Problem to work on:
Write out the records word for word, with no pictures.

[A block of data]

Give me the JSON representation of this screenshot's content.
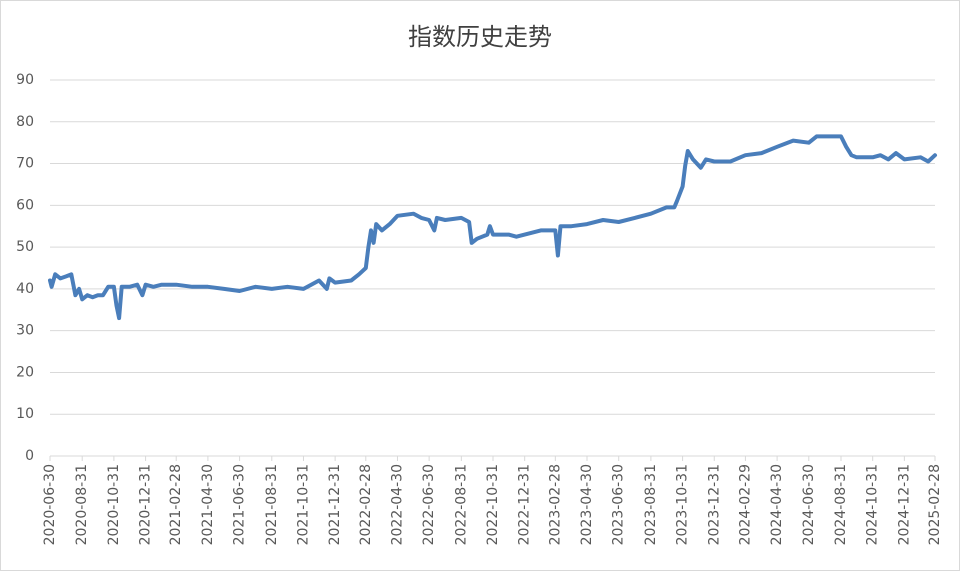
{
  "chart_data": {
    "type": "line",
    "title": "指数历史走势",
    "color": "#4a7ebb",
    "grid": true,
    "x": [
      "2020-06-30",
      "2020-07-03",
      "2020-07-10",
      "2020-07-20",
      "2020-07-31",
      "2020-08-10",
      "2020-08-18",
      "2020-08-25",
      "2020-08-31",
      "2020-09-10",
      "2020-09-20",
      "2020-09-30",
      "2020-10-10",
      "2020-10-20",
      "2020-10-31",
      "2020-11-05",
      "2020-11-10",
      "2020-11-15",
      "2020-11-30",
      "2020-12-15",
      "2020-12-25",
      "2020-12-31",
      "2021-01-15",
      "2021-01-31",
      "2021-02-28",
      "2021-03-31",
      "2021-04-30",
      "2021-05-31",
      "2021-06-30",
      "2021-07-31",
      "2021-08-31",
      "2021-09-30",
      "2021-10-31",
      "2021-11-15",
      "2021-11-30",
      "2021-12-15",
      "2021-12-20",
      "2021-12-31",
      "2022-01-31",
      "2022-02-15",
      "2022-02-28",
      "2022-03-05",
      "2022-03-10",
      "2022-03-15",
      "2022-03-20",
      "2022-03-31",
      "2022-04-15",
      "2022-04-30",
      "2022-05-31",
      "2022-06-15",
      "2022-06-30",
      "2022-07-10",
      "2022-07-15",
      "2022-07-31",
      "2022-08-31",
      "2022-09-15",
      "2022-09-20",
      "2022-09-30",
      "2022-10-20",
      "2022-10-25",
      "2022-10-31",
      "2022-11-30",
      "2022-12-15",
      "2022-12-31",
      "2023-01-31",
      "2023-02-28",
      "2023-03-05",
      "2023-03-10",
      "2023-03-31",
      "2023-04-30",
      "2023-05-31",
      "2023-06-30",
      "2023-07-31",
      "2023-08-31",
      "2023-09-30",
      "2023-10-15",
      "2023-10-20",
      "2023-10-31",
      "2023-11-05",
      "2023-11-10",
      "2023-11-20",
      "2023-12-05",
      "2023-12-15",
      "2023-12-31",
      "2024-01-31",
      "2024-02-29",
      "2024-03-31",
      "2024-04-30",
      "2024-05-31",
      "2024-06-30",
      "2024-07-15",
      "2024-07-31",
      "2024-08-31",
      "2024-09-10",
      "2024-09-20",
      "2024-09-30",
      "2024-10-31",
      "2024-11-15",
      "2024-11-30",
      "2024-12-15",
      "2024-12-31",
      "2025-01-31",
      "2025-02-15",
      "2025-02-28"
    ],
    "values": [
      42,
      40.5,
      43.5,
      42.5,
      43,
      43.5,
      38.5,
      40,
      37.5,
      38.5,
      38,
      38.5,
      38.5,
      40.5,
      40.5,
      36,
      33,
      40.5,
      40.5,
      41,
      38.5,
      41,
      40.5,
      41,
      41,
      40.5,
      40.5,
      40,
      39.5,
      40.5,
      40,
      40.5,
      40,
      41,
      42,
      40,
      42.5,
      41.5,
      42,
      43.5,
      45,
      50,
      54,
      51,
      55.5,
      54,
      55.5,
      57.5,
      58,
      57,
      56.5,
      54,
      57,
      56.5,
      57,
      56,
      51,
      52,
      53,
      55,
      53,
      53,
      52.5,
      53,
      54,
      54,
      48,
      55,
      55,
      55.5,
      56.5,
      56,
      57,
      58,
      59.5,
      59.5,
      61,
      64.5,
      69.5,
      73,
      71,
      69,
      71,
      70.5,
      70.5,
      72,
      72.5,
      74,
      75.5,
      75,
      76.5,
      76.5,
      76.5,
      74,
      72,
      71.5,
      71.5,
      72,
      71,
      72.5,
      71,
      71.5,
      70.5,
      72
    ],
    "xlim": [
      "2020-06-30",
      "2025-02-28"
    ],
    "xticks": [
      "2020-06-30",
      "2020-08-31",
      "2020-10-31",
      "2020-12-31",
      "2021-02-28",
      "2021-04-30",
      "2021-06-30",
      "2021-08-31",
      "2021-10-31",
      "2021-12-31",
      "2022-02-28",
      "2022-04-30",
      "2022-06-30",
      "2022-08-31",
      "2022-10-31",
      "2022-12-31",
      "2023-02-28",
      "2023-04-30",
      "2023-06-30",
      "2023-08-31",
      "2023-10-31",
      "2023-12-31",
      "2024-02-29",
      "2024-04-30",
      "2024-06-30",
      "2024-08-31",
      "2024-10-31",
      "2024-12-31",
      "2025-02-28"
    ],
    "ylim": [
      0,
      90
    ],
    "yticks": [
      0,
      10,
      20,
      30,
      40,
      50,
      60,
      70,
      80,
      90
    ]
  }
}
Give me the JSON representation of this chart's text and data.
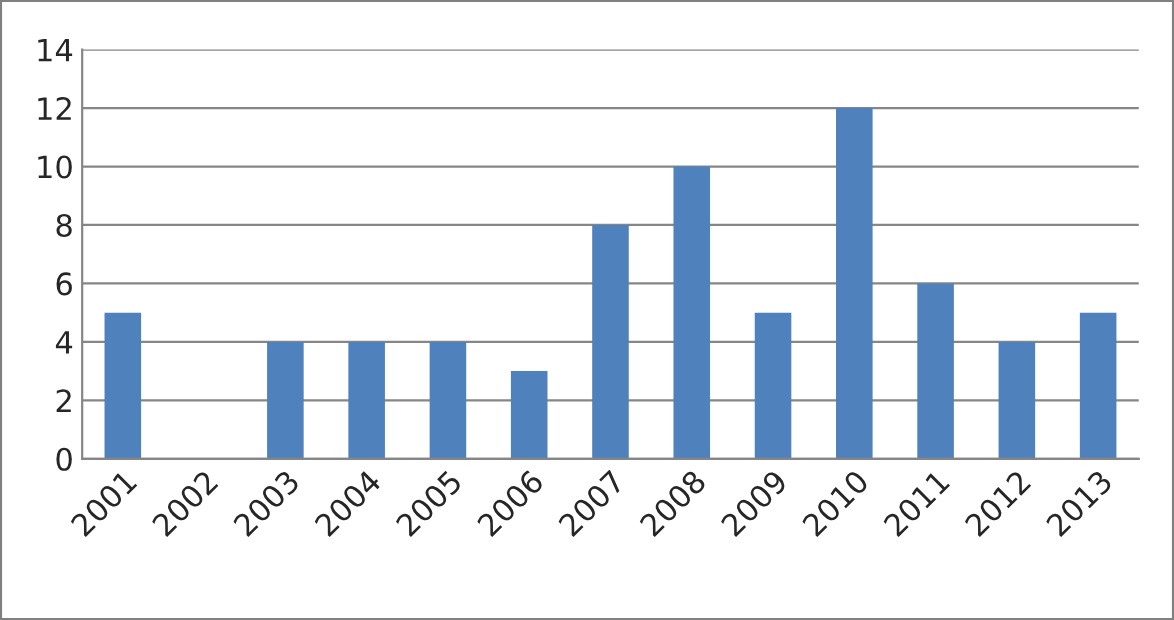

The output:
Give me the JSON representation of this screenshot's content.
{
  "chart_data": {
    "type": "line",
    "title": "指数历史走势",
    "color": "#4a7ebb",
    "grid": true,
    "x": [
      "2020-06-30",
      "2020-07-03",
      "2020-07-10",
      "2020-07-20",
      "2020-07-31",
      "2020-08-10",
      "2020-08-18",
      "2020-08-25",
      "2020-08-31",
      "2020-09-10",
      "2020-09-20",
      "2020-09-30",
      "2020-10-10",
      "2020-10-20",
      "2020-10-31",
      "2020-11-05",
      "2020-11-10",
      "2020-11-15",
      "2020-11-30",
      "2020-12-15",
      "2020-12-25",
      "2020-12-31",
      "2021-01-15",
      "2021-01-31",
      "2021-02-28",
      "2021-03-31",
      "2021-04-30",
      "2021-05-31",
      "2021-06-30",
      "2021-07-31",
      "2021-08-31",
      "2021-09-30",
      "2021-10-31",
      "2021-11-15",
      "2021-11-30",
      "2021-12-15",
      "2021-12-20",
      "2021-12-31",
      "2022-01-31",
      "2022-02-15",
      "2022-02-28",
      "2022-03-05",
      "2022-03-10",
      "2022-03-15",
      "2022-03-20",
      "2022-03-31",
      "2022-04-15",
      "2022-04-30",
      "2022-05-31",
      "2022-06-15",
      "2022-06-30",
      "2022-07-10",
      "2022-07-15",
      "2022-07-31",
      "2022-08-31",
      "2022-09-15",
      "2022-09-20",
      "2022-09-30",
      "2022-10-20",
      "2022-10-25",
      "2022-10-31",
      "2022-11-30",
      "2022-12-15",
      "2022-12-31",
      "2023-01-31",
      "2023-02-28",
      "2023-03-05",
      "2023-03-10",
      "2023-03-31",
      "2023-04-30",
      "2023-05-31",
      "2023-06-30",
      "2023-07-31",
      "2023-08-31",
      "2023-09-30",
      "2023-10-15",
      "2023-10-20",
      "2023-10-31",
      "2023-11-05",
      "2023-11-10",
      "2023-11-20",
      "2023-12-05",
      "2023-12-15",
      "2023-12-31",
      "2024-01-31",
      "2024-02-29",
      "2024-03-31",
      "2024-04-30",
      "2024-05-31",
      "2024-06-30",
      "2024-07-15",
      "2024-07-31",
      "2024-08-31",
      "2024-09-10",
      "2024-09-20",
      "2024-09-30",
      "2024-10-31",
      "2024-11-15",
      "2024-11-30",
      "2024-12-15",
      "2024-12-31",
      "2025-01-31",
      "2025-02-15",
      "2025-02-28"
    ],
    "values": [
      42,
      40.5,
      43.5,
      42.5,
      43,
      43.5,
      38.5,
      40,
      37.5,
      38.5,
      38,
      38.5,
      38.5,
      40.5,
      40.5,
      36,
      33,
      40.5,
      40.5,
      41,
      38.5,
      41,
      40.5,
      41,
      41,
      40.5,
      40.5,
      40,
      39.5,
      40.5,
      40,
      40.5,
      40,
      41,
      42,
      40,
      42.5,
      41.5,
      42,
      43.5,
      45,
      50,
      54,
      51,
      55.5,
      54,
      55.5,
      57.5,
      58,
      57,
      56.5,
      54,
      57,
      56.5,
      57,
      56,
      51,
      52,
      53,
      55,
      53,
      53,
      52.5,
      53,
      54,
      54,
      48,
      55,
      55,
      55.5,
      56.5,
      56,
      57,
      58,
      59.5,
      59.5,
      61,
      64.5,
      69.5,
      73,
      71,
      69,
      71,
      70.5,
      70.5,
      72,
      72.5,
      74,
      75.5,
      75,
      76.5,
      76.5,
      76.5,
      74,
      72,
      71.5,
      71.5,
      72,
      71,
      72.5,
      71,
      71.5,
      70.5,
      72
    ],
    "xlim": [
      "2020-06-30",
      "2025-02-28"
    ],
    "xticks": [
      "2020-06-30",
      "2020-08-31",
      "2020-10-31",
      "2020-12-31",
      "2021-02-28",
      "2021-04-30",
      "2021-06-30",
      "2021-08-31",
      "2021-10-31",
      "2021-12-31",
      "2022-02-28",
      "2022-04-30",
      "2022-06-30",
      "2022-08-31",
      "2022-10-31",
      "2022-12-31",
      "2023-02-28",
      "2023-04-30",
      "2023-06-30",
      "2023-08-31",
      "2023-10-31",
      "2023-12-31",
      "2024-02-29",
      "2024-04-30",
      "2024-06-30",
      "2024-08-31",
      "2024-10-31",
      "2024-12-31",
      "2025-02-28"
    ],
    "ylim": [
      0,
      90
    ],
    "yticks": [
      0,
      10,
      20,
      30,
      40,
      50,
      60,
      70,
      80,
      90
    ]
  }
}
Give me the JSON representation of this chart's text and data.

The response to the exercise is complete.